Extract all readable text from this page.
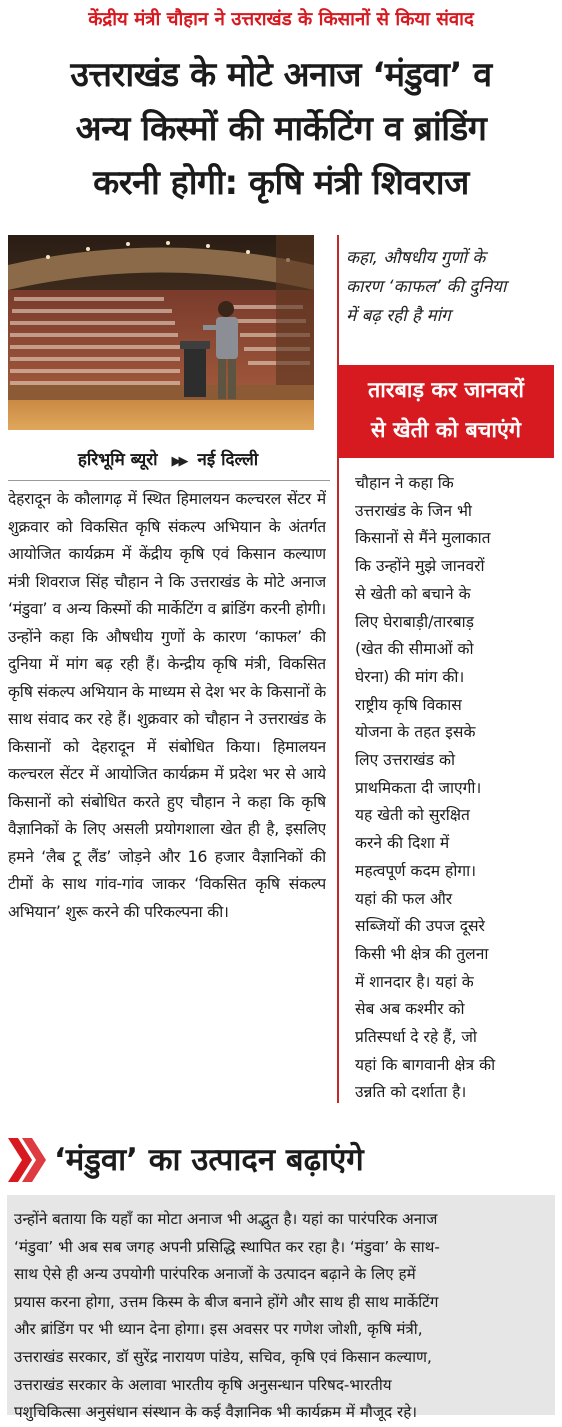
केंद्रीय मंत्री चौहान ने उत्तराखंड के किसानों से किया संवाद
उत्तराखंड के मोटे अनाज ‘मंडुवा’ व
अन्य किस्मों की मार्केटिंग व ब्रांडिंग
करनी होगी: कृषि मंत्री शिवराज
हरिभूमि ब्यूरो ▶▶ नई दिल्ली
देहरादून के कौलागढ़ में स्थित हिमालयन कल्चरल सेंटर में शुक्रवार को विकसित कृषि संकल्प अभियान के अंतर्गत आयोजित कार्यक्रम में केंद्रीय कृषि एवं किसान कल्याण मंत्री शिवराज सिंह चौहान ने कि उत्तराखंड के मोटे अनाज ‘मंडुवा’ व अन्य किस्मों की मार्केटिंग व ब्रांडिंग करनी होगी। उन्होंने कहा कि औषधीय गुणों के कारण ‘काफल’ की दुनिया में मांग बढ़ रही हैं। केन्द्रीय कृषि मंत्री, विकसित कृषि संकल्प अभियान के माध्यम से देश भर के किसानों के साथ संवाद कर रहे हैं। शुक्रवार को चौहान ने उत्तराखंड के किसानों को देहरादून में संबोधित किया। हिमालयन कल्चरल सेंटर में आयोजित कार्यक्रम में प्रदेश भर से आये किसानों को संबोधित करते हुए चौहान ने कहा कि कृषि वैज्ञानिकों के लिए असली प्रयोगशाला खेत ही है, इसलिए हमने ‘लैब टू लैंड’ जोड़ने और 16 हजार वैज्ञानिकों की टीमों के साथ गांव-गांव जाकर ‘विकसित कृषि संकल्प अभियान’ शुरू करने की परिकल्पना की।
कहा, औषधीय गुणों के
कारण ‘काफल’ की दुनिया
में बढ़ रही है मांग
तारबाड़ कर जानवरों
से खेती को बचाएंगे
चौहान ने कहा कि
उत्तराखंड के जिन भी
किसानों से मैंने मुलाकात
कि उन्होंने मुझे जानवरों
से खेती को बचाने के
लिए घेराबाड़ी/तारबाड़
(खेत की सीमाओं को
घेरना) की मांग की।
राष्ट्रीय कृषि विकास
योजना के तहत इसके
लिए उत्तराखंड को
प्राथमिकता दी जाएगी।
यह खेती को सुरक्षित
करने की दिशा में
महत्वपूर्ण कदम होगा।
यहां की फल और
सब्जियों की उपज दूसरे
किसी भी क्षेत्र की तुलना
में शानदार है। यहां के
सेब अब कश्मीर को
प्रतिस्पर्धा दे रहे हैं, जो
यहां कि बागवानी क्षेत्र की
उन्नति को दर्शाता है।
‘मंडुवा’ का उत्पादन बढ़ाएंगे
उन्होंने बताया कि यहाँ का मोटा अनाज भी अद्भुत है। यहां का पारंपरिक अनाज
‘मंडुवा’ भी अब सब जगह अपनी प्रसिद्धि स्थापित कर रहा है। ‘मंडुवा’ के साथ-
साथ ऐसे ही अन्य उपयोगी पारंपरिक अनाजों के उत्पादन बढ़ाने के लिए हमें
प्रयास करना होगा, उत्तम किस्म के बीज बनाने होंगे और साथ ही साथ मार्केटिंग
और ब्रांडिंग पर भी ध्यान देना होगा। इस अवसर पर गणेश जोशी, कृषि मंत्री,
उत्तराखंड सरकार, डॉ सुरेंद्र नारायण पांडेय, सचिव, कृषि एवं किसान कल्याण,
उत्तराखंड सरकार के अलावा भारतीय कृषि अनुसन्धान परिषद-भारतीय
पशुचिकित्सा अनुसंधान संस्थान के कई वैज्ञानिक भी कार्यक्रम में मौजूद रहे।
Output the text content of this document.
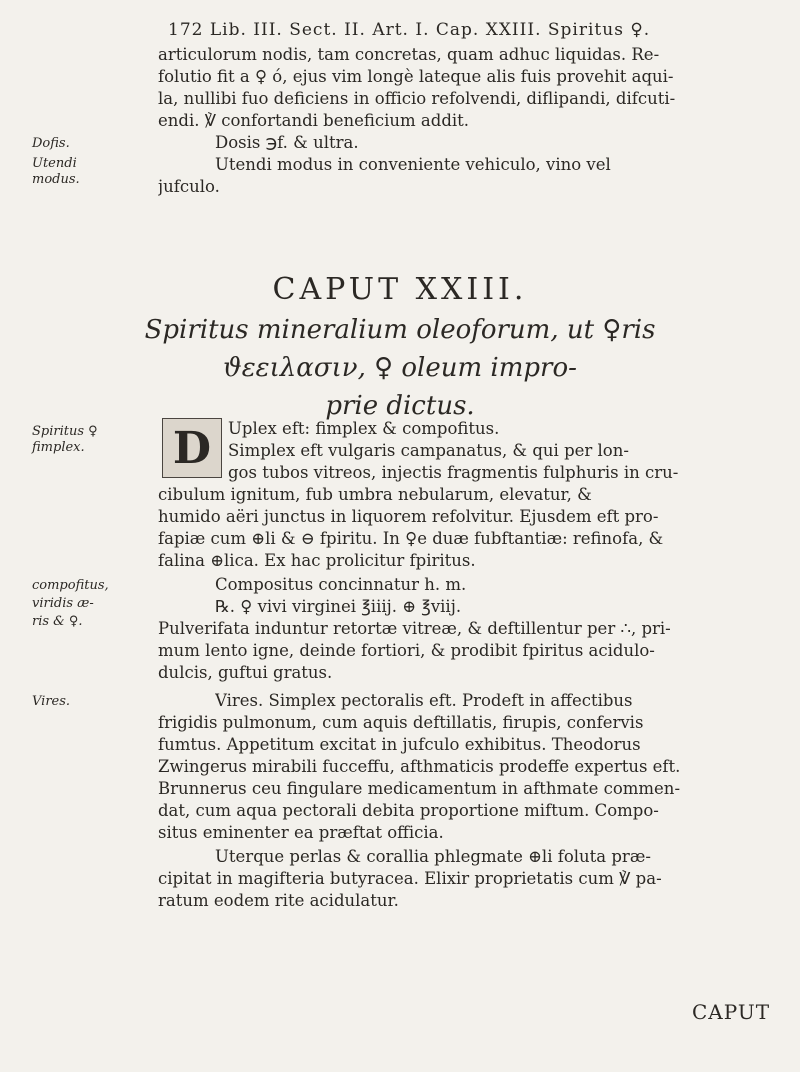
172 Lib. III. Sect. II. Art. I. Cap. XXIII. Spiritus ♀.
articulorum nodis, tam concretas, quam adhuc liquidas. Re-
folutio fit a ♀ ó, ejus vim longè lateque alis fuis provehit aqui-
la, nullibi fuo deficiens in officio refolvendi, diflipandi, difcuti-
endi. ℣ confortandi beneficium addit.
Dosis ℈f. & ultra.
Utendi modus in conveniente vehiculo, vino vel
jufculo.
Dofis.
Utendi
modus.
CAPUT XXIII.
Spiritus mineralium oleoforum, ut ♀ris
ϑεειλασιν, ♀ oleum impro-
prie dictus.
D	Uplex eft: fimplex & compofitus.
Simplex eft vulgaris campanatus, & qui per lon-
gos tubos vitreos, injectis fragmentis fulphuris in cru-
cibulum ignitum, fub umbra nebularum, elevatur, &
humido aëri junctus in liquorem refolvitur. Ejusdem eft pro-
fapiæ cum ⊕li & ⊖ fpiritu. In ♀e duæ fubftantiæ: refinofa, &
falina ⊕lica. Ex hac prolicitur fpiritus.
Spiritus ♀
fimplex.
Compositus concinnatur h. m.
℞. ♀ vivi virginei ℥iiij. ⊕ ℥viij.
Pulverifata induntur retortæ vitreæ, & deftillentur per ∴, pri-
mum lento igne, deinde fortiori, & prodibit fpiritus acidulo-
dulcis, guftui gratus.
compofitus,
viridis æ-
ris & ♀.
Vires. Simplex pectoralis eft. Prodeft in affectibus
frigidis pulmonum, cum aquis deftillatis, firupis, confervis
fumtus. Appetitum excitat in jufculo exhibitus. Theodorus
Zwingerus mirabili fucceffu, afthmaticis prodeffe expertus eft.
Brunnerus ceu fingulare medicamentum in afthmate commen-
dat, cum aqua pectorali debita proportione miftum. Compo-
situs eminenter ea præftat officia.
Uterque perlas & corallia phlegmate ⊕li foluta præ-
cipitat in magifteria butyracea. Elixir proprietatis cum ℣ pa-
ratum eodem rite acidulatur.
Vires.
CAPUT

^^^^^^^^^^^^^^^^

:: WHAT IS REQUIRED ::
Using the data above, write out every line exactly, leaving the images behind.

:: EXPECTED ANSWER ::
Extract all readable text from this page.
केंद्रीय मंत्री चौहान ने उत्तराखंड के किसानों से किया संवाद
उत्तराखंड के मोटे अनाज ‘मंडुवा’ व
अन्य किस्मों की मार्केटिंग व ब्रांडिंग
करनी होगी: कृषि मंत्री शिवराज
हरिभूमि ब्यूरो ▶▶ नई दिल्ली
देहरादून के कौलागढ़ में स्थित हिमालयन कल्चरल सेंटर में शुक्रवार को विकसित कृषि संकल्प अभियान के अंतर्गत आयोजित कार्यक्रम में केंद्रीय कृषि एवं किसान कल्याण मंत्री शिवराज सिंह चौहान ने कि उत्तराखंड के मोटे अनाज ‘मंडुवा’ व अन्य किस्मों की मार्केटिंग व ब्रांडिंग करनी होगी। उन्होंने कहा कि औषधीय गुणों के कारण ‘काफल’ की दुनिया में मांग बढ़ रही हैं। केन्द्रीय कृषि मंत्री, विकसित कृषि संकल्प अभियान के माध्यम से देश भर के किसानों के साथ संवाद कर रहे हैं। शुक्रवार को चौहान ने उत्तराखंड के किसानों को देहरादून में संबोधित किया। हिमालयन कल्चरल सेंटर में आयोजित कार्यक्रम में प्रदेश भर से आये किसानों को संबोधित करते हुए चौहान ने कहा कि कृषि वैज्ञानिकों के लिए असली प्रयोगशाला खेत ही है, इसलिए हमने ‘लैब टू लैंड’ जोड़ने और 16 हजार वैज्ञानिकों की टीमों के साथ गांव-गांव जाकर ‘विकसित कृषि संकल्प अभियान’ शुरू करने की परिकल्पना की।
कहा, औषधीय गुणों के
कारण ‘काफल’ की दुनिया
में बढ़ रही है मांग
तारबाड़ कर जानवरों
से खेती को बचाएंगे
चौहान ने कहा कि
उत्तराखंड के जिन भी
किसानों से मैंने मुलाकात
कि उन्होंने मुझे जानवरों
से खेती को बचाने के
लिए घेराबाड़ी/तारबाड़
(खेत की सीमाओं को
घेरना) की मांग की।
राष्ट्रीय कृषि विकास
योजना के तहत इसके
लिए उत्तराखंड को
प्राथमिकता दी जाएगी।
यह खेती को सुरक्षित
करने की दिशा में
महत्वपूर्ण कदम होगा।
यहां की फल और
सब्जियों की उपज दूसरे
किसी भी क्षेत्र की तुलना
में शानदार है। यहां के
सेब अब कश्मीर को
प्रतिस्पर्धा दे रहे हैं, जो
यहां कि बागवानी क्षेत्र की
उन्नति को दर्शाता है।
‘मंडुवा’ का उत्पादन बढ़ाएंगे
उन्होंने बताया कि यहाँ का मोटा अनाज भी अद्भुत है। यहां का पारंपरिक अनाज
‘मंडुवा’ भी अब सब जगह अपनी प्रसिद्धि स्थापित कर रहा है। ‘मंडुवा’ के साथ-
साथ ऐसे ही अन्य उपयोगी पारंपरिक अनाजों के उत्पादन बढ़ाने के लिए हमें
प्रयास करना होगा, उत्तम किस्म के बीज बनाने होंगे और साथ ही साथ मार्केटिंग
और ब्रांडिंग पर भी ध्यान देना होगा। इस अवसर पर गणेश जोशी, कृषि मंत्री,
उत्तराखंड सरकार, डॉ सुरेंद्र नारायण पांडेय, सचिव, कृषि एवं किसान कल्याण,
उत्तराखंड सरकार के अलावा भारतीय कृषि अनुसन्धान परिषद-भारतीय
पशुचिकित्सा अनुसंधान संस्थान के कई वैज्ञानिक भी कार्यक्रम में मौजूद रहे।
Output the text content of this document.
172 Lib. III. Sect. II. Art. I. Cap. XXIII. Spiritus ♀.
articulorum nodis, tam concretas, quam adhuc liquidas. Re-
folutio fit a ♀ ó, ejus vim longè lateque alis fuis provehit aqui-
la, nullibi fuo deficiens in officio refolvendi, diflipandi, difcuti-
endi. ℣ confortandi beneficium addit.
Dosis ℈f. & ultra.
Utendi modus in conveniente vehiculo, vino vel
jufculo.
Dofis.
Utendi
modus.
CAPUT XXIII.
Spiritus mineralium oleoforum, ut ♀ris
ϑεειλασιν, ♀ oleum impro-
prie dictus.
D	Uplex eft: fimplex & compofitus.
Simplex eft vulgaris campanatus, & qui per lon-
gos tubos vitreos, injectis fragmentis fulphuris in cru-
cibulum ignitum, fub umbra nebularum, elevatur, &
humido aëri junctus in liquorem refolvitur. Ejusdem eft pro-
fapiæ cum ⊕li & ⊖ fpiritu. In ♀e duæ fubftantiæ: refinofa, &
falina ⊕lica. Ex hac prolicitur fpiritus.
Spiritus ♀
fimplex.
Compositus concinnatur h. m.
℞. ♀ vivi virginei ℥iiij. ⊕ ℥viij.
Pulverifata induntur retortæ vitreæ, & deftillentur per ∴, pri-
mum lento igne, deinde fortiori, & prodibit fpiritus acidulo-
dulcis, guftui gratus.
compofitus,
viridis æ-
ris & ♀.
Vires. Simplex pectoralis eft. Prodeft in affectibus
frigidis pulmonum, cum aquis deftillatis, firupis, confervis
fumtus. Appetitum excitat in jufculo exhibitus. Theodorus
Zwingerus mirabili fucceffu, afthmaticis prodeffe expertus eft.
Brunnerus ceu fingulare medicamentum in afthmate commen-
dat, cum aqua pectorali debita proportione miftum. Compo-
situs eminenter ea præftat officia.
Uterque perlas & corallia phlegmate ⊕li foluta præ-
cipitat in magifteria butyracea. Elixir proprietatis cum ℣ pa-
ratum eodem rite acidulatur.
Vires.
CAPUT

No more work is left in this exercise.